_TEXT:_
%%

Finally, Cloudera Manager makes this all easy to configure. The administrator is able to specify a set of rules for redaction in one place, click a button, and have the redaction rules take effect on everything throughout the cluster.
Let’s see how this works in practice. In Cloudera Manager there are two new parameters in HDFS, one to enable redaction and one to specify what to redact. Let’s say that I want to redact credit-card numbers. But because credit-card numbers are also a boring demo, let’s also say that I just read a Harry Potter book and would feel more comfortable if the name “Voldemort” were replaced by “He Who Shall Not Be Named.”
Redaction is an HDFS parameter that is applied to the whole cluster. The easiest way to find it is to simply search for ‘redact’ on the HDFS Configuration page:
Here there is no “Log and Query Redaction Policy” defined yet, and I’ve clicked on the + sign to add one. There are four presets in the UI, and it’s easy to create custom rules from scratch. For the credit-card numbers, I’ll select the first entry, “Credit Card numbers (with separator)”.
This action creates the first rule.
- The “Description” is useful for record keeping and to remember what a rule is for, but has no impact on the actual redaction itself.
- The “Trigger” field, if specified, limits the cases in which the “Search” field is applied. It’s a simple string match (not a regular expression), and if that string appears in the data to redact the “Search” regular expression is applied. This is a performance optimization: string matching is much faster than regular expressions.
- The most important parameter is the “Search” field. It’s a regular expression that describes the thing to redact. The search parameter shown here is complicated and matches four digits, a separator, and so on that describes a credit card.

%%

_REQUIREMENT 1:_ Repeat everything in the Cloudera Manager redaction text above from "Redaction is an" down to "the first rule.".
_REQUIREMENT 2:_ According to the Cloudera Manager redaction text above, how many presets does the UI offer for redaction rules?

_DATA FOR REVIEW:_
%%

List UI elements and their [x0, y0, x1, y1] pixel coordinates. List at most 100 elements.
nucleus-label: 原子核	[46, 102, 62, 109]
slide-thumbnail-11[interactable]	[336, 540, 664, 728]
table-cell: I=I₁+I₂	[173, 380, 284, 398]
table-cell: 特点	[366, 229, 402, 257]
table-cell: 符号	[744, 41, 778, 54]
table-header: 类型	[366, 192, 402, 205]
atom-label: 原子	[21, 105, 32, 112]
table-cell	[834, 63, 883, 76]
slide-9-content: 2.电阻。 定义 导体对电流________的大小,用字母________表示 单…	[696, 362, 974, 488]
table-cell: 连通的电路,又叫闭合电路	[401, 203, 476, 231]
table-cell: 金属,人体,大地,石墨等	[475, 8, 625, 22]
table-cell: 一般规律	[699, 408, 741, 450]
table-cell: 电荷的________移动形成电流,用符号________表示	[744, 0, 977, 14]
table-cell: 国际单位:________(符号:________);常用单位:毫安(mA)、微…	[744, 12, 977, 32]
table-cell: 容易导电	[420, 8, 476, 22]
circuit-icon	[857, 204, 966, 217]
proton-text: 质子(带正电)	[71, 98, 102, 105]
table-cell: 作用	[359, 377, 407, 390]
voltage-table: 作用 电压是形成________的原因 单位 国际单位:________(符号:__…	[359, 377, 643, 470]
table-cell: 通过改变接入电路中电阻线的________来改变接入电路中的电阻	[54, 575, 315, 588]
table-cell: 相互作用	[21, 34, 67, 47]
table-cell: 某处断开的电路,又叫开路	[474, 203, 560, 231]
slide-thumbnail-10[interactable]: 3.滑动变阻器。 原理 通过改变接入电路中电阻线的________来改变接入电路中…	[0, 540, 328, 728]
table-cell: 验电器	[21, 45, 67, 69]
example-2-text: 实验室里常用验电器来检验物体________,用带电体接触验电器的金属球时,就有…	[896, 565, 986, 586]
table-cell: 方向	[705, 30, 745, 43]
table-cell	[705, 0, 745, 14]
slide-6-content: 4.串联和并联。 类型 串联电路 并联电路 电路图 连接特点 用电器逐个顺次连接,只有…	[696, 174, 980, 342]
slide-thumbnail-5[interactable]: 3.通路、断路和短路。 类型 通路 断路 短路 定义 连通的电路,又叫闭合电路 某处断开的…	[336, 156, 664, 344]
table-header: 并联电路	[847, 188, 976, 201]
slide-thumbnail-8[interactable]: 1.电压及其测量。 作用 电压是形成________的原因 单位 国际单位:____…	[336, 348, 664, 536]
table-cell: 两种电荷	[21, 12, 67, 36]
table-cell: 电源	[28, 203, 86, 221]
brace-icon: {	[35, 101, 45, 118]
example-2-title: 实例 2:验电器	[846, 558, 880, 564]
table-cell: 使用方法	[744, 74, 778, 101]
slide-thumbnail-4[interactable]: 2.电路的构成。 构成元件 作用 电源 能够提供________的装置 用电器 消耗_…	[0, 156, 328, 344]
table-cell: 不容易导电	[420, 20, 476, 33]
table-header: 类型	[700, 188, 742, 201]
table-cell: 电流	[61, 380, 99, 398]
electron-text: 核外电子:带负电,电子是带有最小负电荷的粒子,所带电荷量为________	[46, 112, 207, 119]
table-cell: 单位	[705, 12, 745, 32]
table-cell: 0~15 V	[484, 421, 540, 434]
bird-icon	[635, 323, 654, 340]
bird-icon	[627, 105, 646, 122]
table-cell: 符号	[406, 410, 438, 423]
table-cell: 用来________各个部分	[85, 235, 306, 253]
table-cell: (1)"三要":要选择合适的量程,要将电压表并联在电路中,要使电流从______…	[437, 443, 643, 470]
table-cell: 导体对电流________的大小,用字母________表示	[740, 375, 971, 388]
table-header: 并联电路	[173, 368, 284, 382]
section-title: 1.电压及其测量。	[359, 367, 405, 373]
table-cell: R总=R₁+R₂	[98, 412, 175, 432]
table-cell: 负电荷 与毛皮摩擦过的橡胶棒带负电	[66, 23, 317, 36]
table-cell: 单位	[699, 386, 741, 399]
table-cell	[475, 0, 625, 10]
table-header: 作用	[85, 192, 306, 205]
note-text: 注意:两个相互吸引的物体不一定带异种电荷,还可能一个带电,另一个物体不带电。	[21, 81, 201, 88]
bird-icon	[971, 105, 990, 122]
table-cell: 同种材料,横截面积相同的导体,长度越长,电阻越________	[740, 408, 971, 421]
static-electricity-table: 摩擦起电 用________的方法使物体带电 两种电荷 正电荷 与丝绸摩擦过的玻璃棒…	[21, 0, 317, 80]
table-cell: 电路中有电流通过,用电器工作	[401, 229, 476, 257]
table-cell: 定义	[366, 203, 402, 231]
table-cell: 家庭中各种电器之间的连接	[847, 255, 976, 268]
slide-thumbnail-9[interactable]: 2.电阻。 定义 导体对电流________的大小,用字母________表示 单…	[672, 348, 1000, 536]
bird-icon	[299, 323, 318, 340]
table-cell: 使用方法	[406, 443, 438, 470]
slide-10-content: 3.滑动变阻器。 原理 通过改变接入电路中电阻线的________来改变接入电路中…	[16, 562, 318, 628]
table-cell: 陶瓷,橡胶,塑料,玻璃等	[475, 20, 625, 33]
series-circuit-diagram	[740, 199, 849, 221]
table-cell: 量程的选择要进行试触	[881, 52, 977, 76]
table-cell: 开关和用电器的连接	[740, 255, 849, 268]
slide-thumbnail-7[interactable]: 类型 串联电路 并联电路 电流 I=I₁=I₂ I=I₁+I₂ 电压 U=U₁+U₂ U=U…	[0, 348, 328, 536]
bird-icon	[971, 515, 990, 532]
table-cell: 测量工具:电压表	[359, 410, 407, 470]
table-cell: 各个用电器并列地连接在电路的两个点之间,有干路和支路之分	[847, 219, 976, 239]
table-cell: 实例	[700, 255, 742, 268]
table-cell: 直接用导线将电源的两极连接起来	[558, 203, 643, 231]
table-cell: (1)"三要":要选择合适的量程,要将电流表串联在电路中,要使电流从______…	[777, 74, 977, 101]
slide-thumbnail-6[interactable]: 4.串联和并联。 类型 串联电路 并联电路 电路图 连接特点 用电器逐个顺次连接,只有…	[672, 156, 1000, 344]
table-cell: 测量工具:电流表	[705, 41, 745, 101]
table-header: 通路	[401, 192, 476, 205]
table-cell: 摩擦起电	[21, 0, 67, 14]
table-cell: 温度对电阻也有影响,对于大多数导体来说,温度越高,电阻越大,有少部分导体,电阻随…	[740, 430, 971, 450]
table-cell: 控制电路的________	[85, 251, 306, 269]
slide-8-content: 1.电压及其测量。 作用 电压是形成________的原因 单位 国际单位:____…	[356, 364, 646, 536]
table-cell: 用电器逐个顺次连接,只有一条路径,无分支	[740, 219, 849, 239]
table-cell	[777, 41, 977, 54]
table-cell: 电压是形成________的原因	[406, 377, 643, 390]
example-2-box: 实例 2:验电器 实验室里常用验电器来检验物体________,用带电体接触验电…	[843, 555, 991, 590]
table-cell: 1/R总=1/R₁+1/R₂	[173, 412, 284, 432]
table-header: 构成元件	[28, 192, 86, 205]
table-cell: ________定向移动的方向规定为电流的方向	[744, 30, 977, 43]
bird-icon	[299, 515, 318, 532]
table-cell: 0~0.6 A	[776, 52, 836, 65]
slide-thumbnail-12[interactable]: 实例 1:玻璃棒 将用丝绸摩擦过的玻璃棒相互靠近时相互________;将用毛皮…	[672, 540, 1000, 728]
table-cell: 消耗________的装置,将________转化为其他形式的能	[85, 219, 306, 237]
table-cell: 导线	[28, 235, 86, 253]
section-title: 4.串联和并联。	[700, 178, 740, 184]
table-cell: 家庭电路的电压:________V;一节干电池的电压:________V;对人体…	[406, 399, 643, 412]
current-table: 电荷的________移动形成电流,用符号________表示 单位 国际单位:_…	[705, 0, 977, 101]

%%

_ANSWER BOX 1:_
Redaction is an HDFS parameter that is applied to the whole cluster. The easiest way to find it is to simply search for ‘redact’ on the HDFS Configuration page:
Here there is no “Log and Query Redaction Policy” defined yet, and I’ve clicked on the + sign to add one. There are four presets in the UI, and it’s easy to create custom rules from scratch. For the credit-card numbers, I’ll select the first entry, “Credit Card numbers (with separator)”.
This action creates the first rule.

_ANSWER BOX 2:_ Four.